• _PROBLEM DESCRIPTION_:
Search the material for "논술하시오" and show all lines that contain it.

• _INFORMATION PROVIDED_:
■ ■ ■ ■

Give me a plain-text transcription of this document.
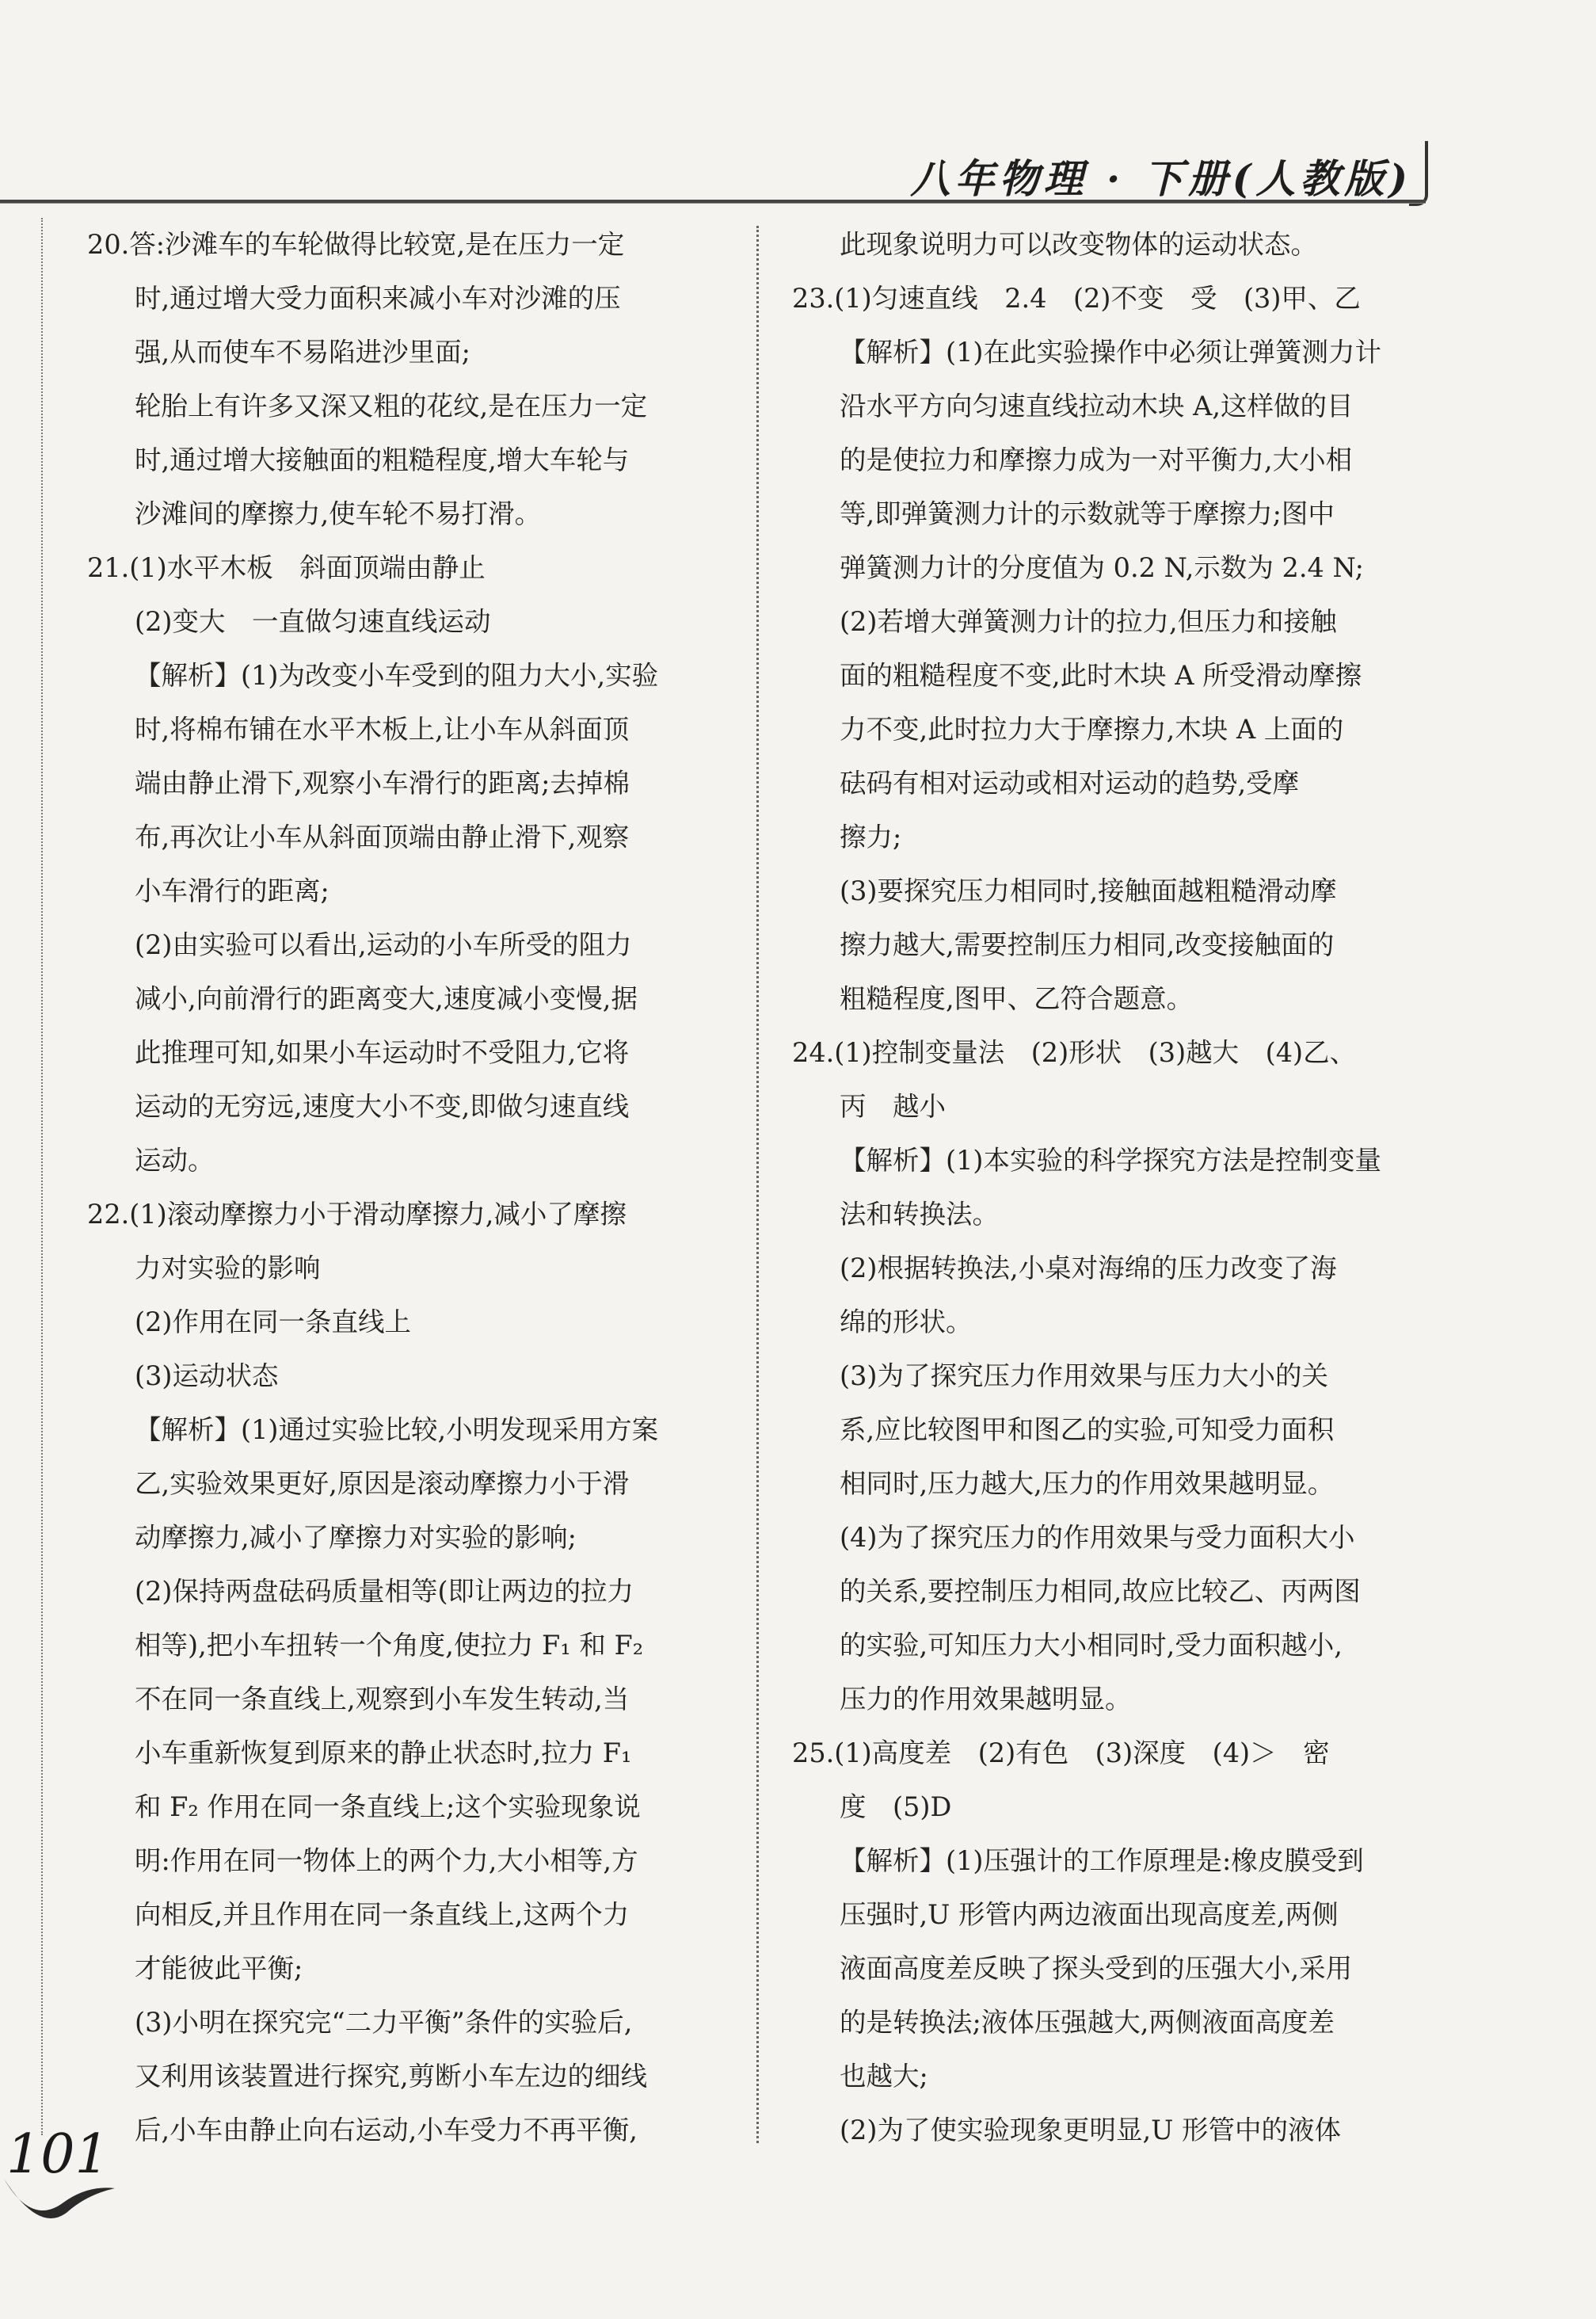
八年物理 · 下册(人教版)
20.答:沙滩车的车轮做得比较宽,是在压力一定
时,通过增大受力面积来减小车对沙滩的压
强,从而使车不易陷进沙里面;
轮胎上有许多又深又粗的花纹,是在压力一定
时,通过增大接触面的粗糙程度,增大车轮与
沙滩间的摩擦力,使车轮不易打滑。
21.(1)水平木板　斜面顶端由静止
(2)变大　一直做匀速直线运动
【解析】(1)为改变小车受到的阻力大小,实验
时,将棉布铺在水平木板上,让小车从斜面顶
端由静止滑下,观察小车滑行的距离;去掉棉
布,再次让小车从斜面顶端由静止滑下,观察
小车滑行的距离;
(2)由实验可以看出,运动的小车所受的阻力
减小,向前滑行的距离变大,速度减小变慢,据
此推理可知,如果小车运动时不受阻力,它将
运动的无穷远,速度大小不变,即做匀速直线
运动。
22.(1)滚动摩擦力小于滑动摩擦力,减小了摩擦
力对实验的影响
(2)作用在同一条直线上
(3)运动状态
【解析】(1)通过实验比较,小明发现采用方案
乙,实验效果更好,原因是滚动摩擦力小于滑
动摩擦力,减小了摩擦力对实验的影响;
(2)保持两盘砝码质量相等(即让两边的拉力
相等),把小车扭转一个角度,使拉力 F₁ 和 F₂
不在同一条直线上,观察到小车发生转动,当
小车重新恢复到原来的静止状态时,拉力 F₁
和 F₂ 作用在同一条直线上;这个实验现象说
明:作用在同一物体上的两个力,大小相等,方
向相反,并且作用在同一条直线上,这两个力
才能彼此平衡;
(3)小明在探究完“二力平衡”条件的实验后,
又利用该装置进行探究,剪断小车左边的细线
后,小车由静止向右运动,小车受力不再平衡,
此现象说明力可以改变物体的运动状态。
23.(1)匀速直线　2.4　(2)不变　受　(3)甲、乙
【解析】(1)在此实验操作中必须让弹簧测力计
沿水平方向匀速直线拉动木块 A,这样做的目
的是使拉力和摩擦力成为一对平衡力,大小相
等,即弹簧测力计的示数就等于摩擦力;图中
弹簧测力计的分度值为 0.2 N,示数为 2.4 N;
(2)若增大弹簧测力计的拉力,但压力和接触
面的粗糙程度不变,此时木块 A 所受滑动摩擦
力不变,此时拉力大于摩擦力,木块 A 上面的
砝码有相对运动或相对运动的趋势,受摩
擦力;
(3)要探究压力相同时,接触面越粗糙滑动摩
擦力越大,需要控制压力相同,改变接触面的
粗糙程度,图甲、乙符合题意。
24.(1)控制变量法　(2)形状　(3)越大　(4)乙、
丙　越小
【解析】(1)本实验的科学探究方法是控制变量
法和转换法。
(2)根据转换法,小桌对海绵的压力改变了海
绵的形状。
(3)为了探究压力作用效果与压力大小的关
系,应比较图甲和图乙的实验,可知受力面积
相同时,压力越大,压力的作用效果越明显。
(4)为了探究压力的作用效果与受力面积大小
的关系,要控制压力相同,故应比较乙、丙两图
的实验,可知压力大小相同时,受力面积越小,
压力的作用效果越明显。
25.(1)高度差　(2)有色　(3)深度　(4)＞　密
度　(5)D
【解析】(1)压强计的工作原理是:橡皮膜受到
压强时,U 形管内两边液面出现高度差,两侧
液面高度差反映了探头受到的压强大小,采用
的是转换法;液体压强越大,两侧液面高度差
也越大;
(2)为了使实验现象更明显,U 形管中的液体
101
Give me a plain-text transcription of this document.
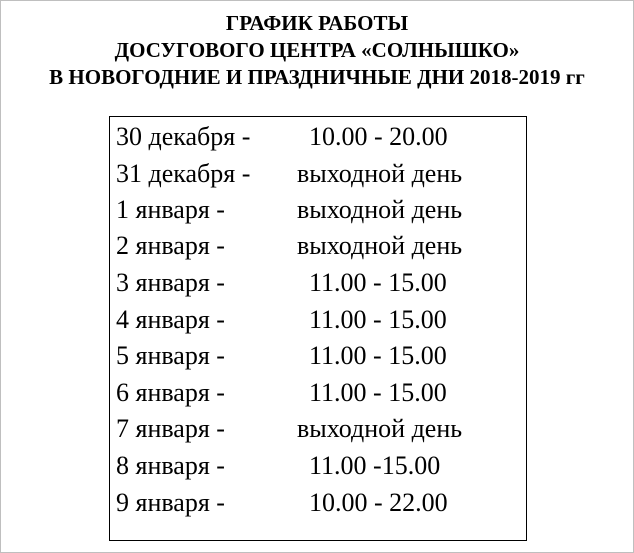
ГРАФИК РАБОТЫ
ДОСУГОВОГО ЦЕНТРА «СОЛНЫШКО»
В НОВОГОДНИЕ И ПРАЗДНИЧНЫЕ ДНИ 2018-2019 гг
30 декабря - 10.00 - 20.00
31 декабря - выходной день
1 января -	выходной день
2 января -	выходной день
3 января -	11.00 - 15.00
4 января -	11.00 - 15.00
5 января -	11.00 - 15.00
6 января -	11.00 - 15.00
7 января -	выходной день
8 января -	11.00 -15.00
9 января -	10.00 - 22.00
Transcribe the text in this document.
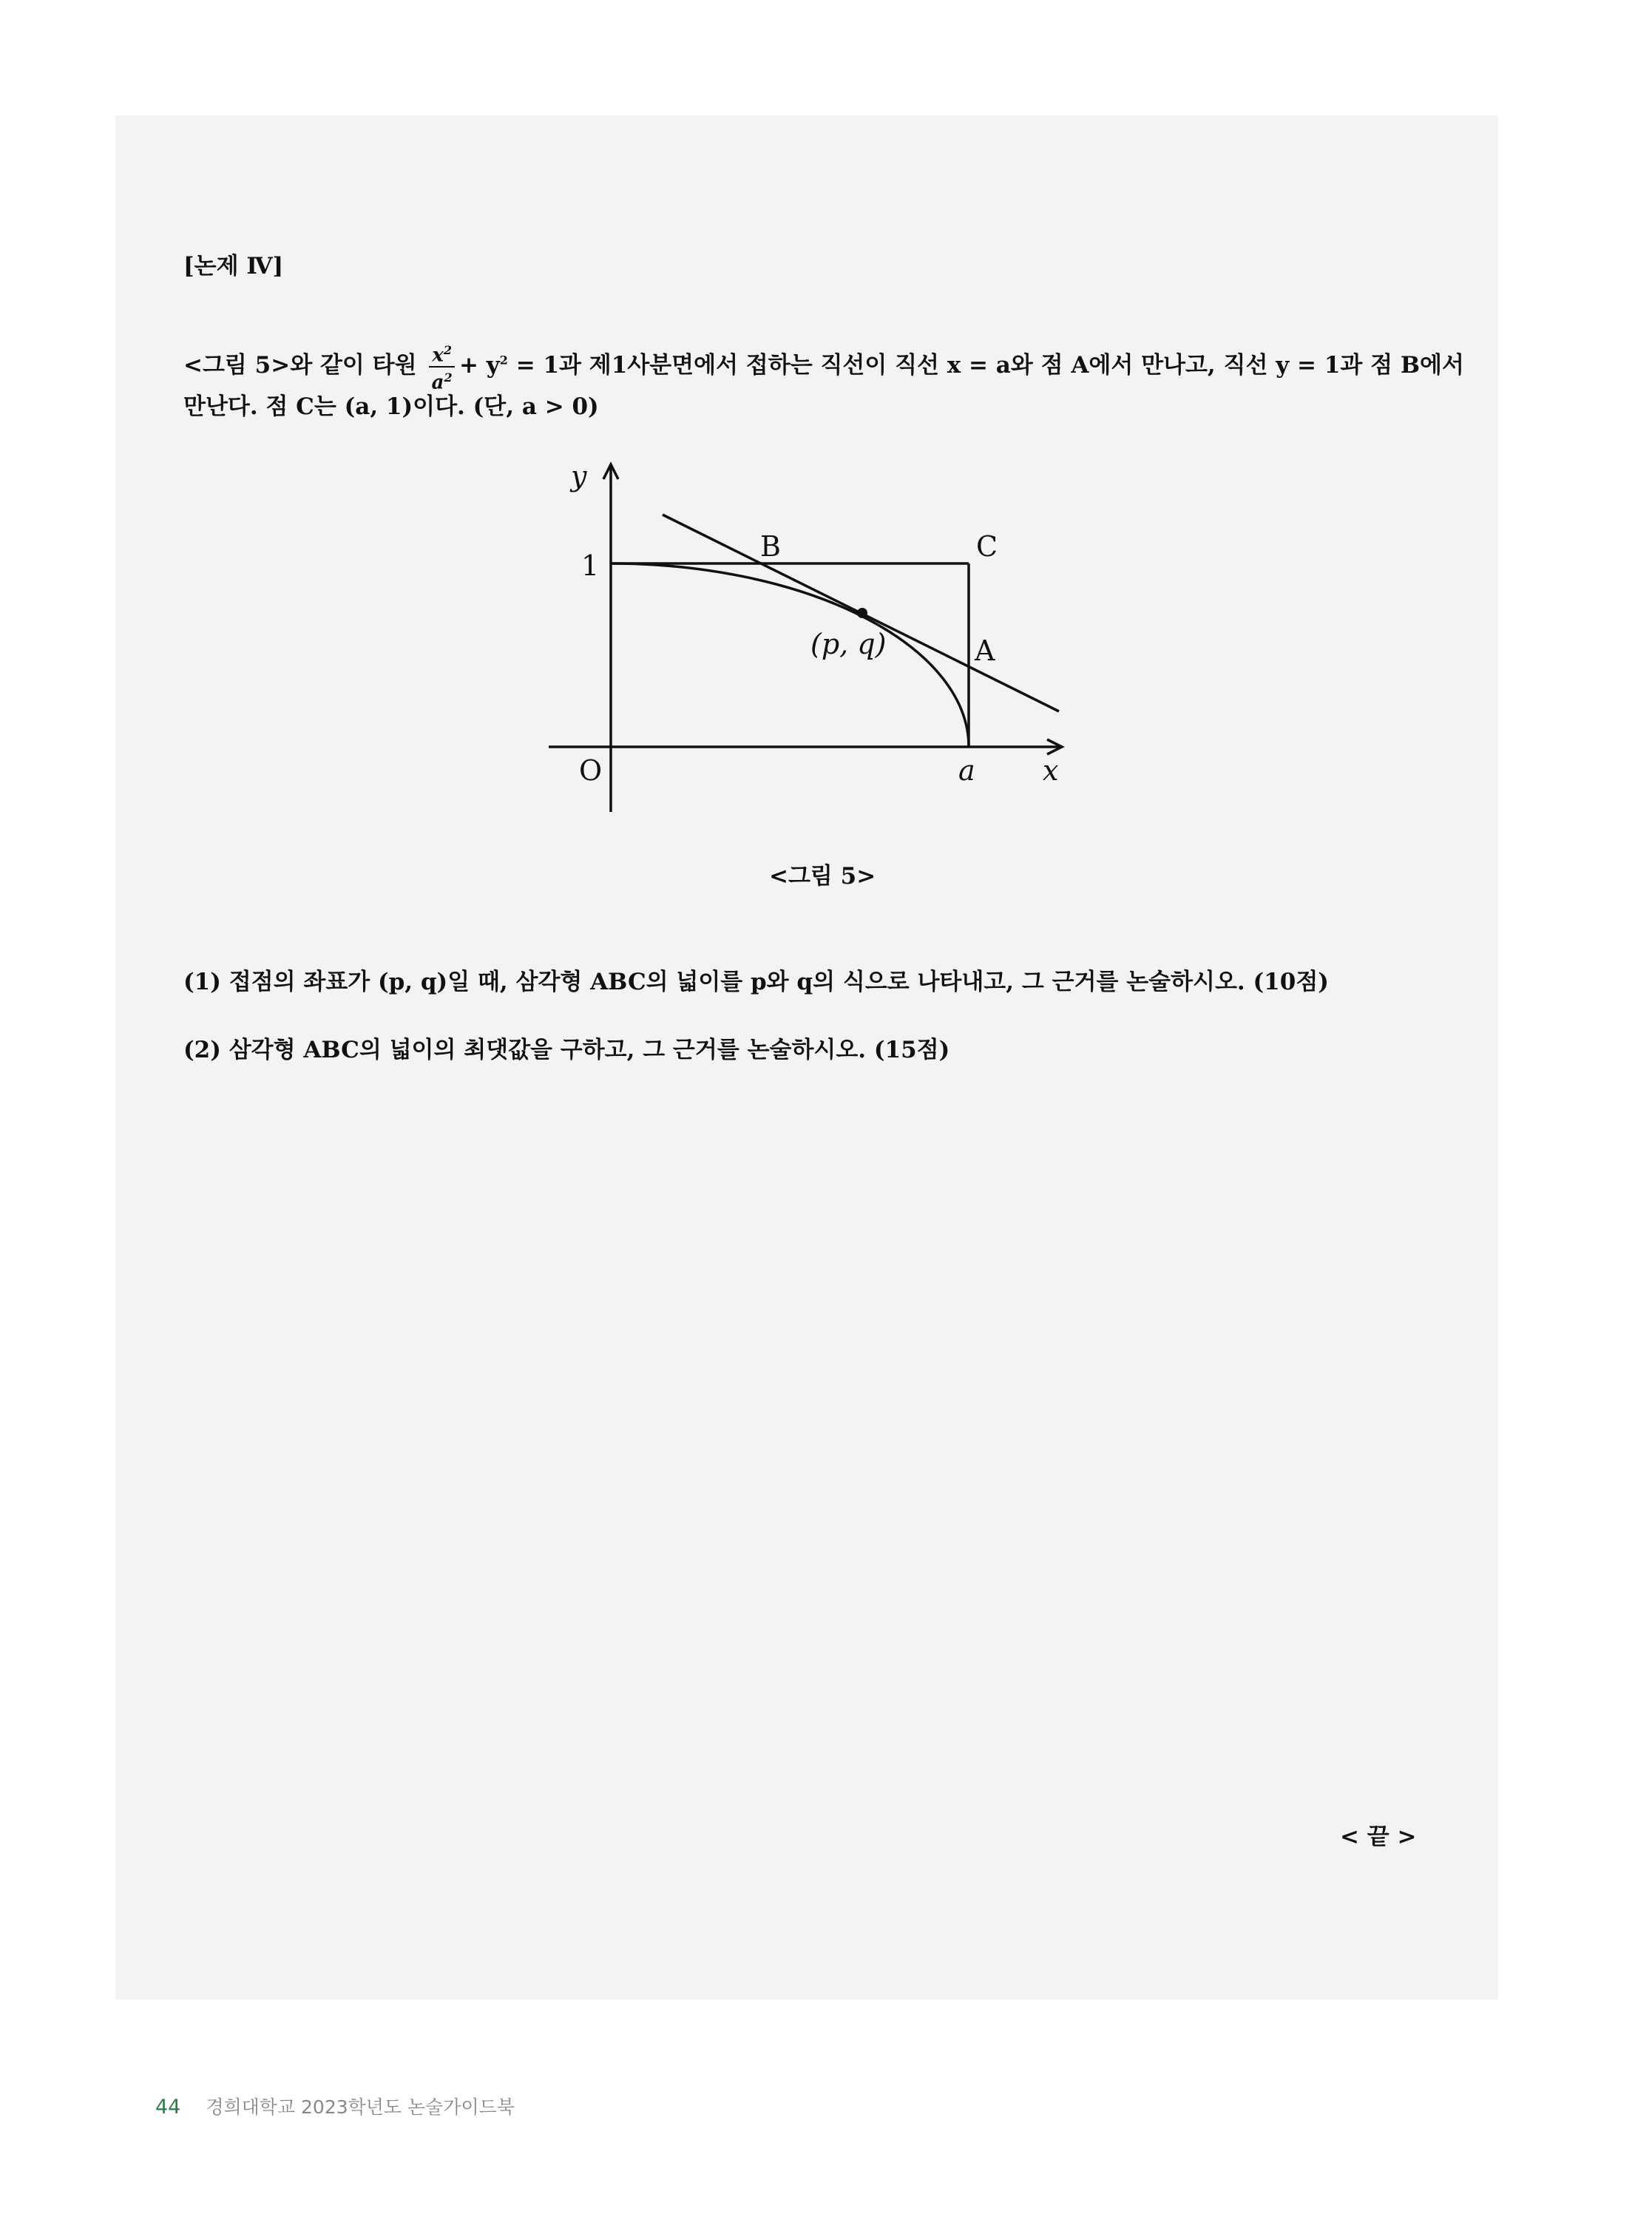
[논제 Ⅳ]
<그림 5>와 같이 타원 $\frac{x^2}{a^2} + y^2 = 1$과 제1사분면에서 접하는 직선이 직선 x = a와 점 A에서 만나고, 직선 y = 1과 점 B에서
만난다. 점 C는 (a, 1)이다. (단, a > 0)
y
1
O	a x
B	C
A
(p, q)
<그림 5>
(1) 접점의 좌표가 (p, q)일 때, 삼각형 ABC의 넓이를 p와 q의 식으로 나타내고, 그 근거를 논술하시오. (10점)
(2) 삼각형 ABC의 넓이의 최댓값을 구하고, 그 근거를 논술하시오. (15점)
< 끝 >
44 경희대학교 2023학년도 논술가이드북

■ ■ ■ ■

• _TASK ANSWER_:
(1) 접점의 좌표가 (p, q)일 때, 삼각형 ABC의 넓이를 p와 q의 식으로 나타내고, 그 근거를 논술하시오. (10점)
(2) 삼각형 ABC의 넓이의 최댓값을 구하고, 그 근거를 논술하시오. (15점)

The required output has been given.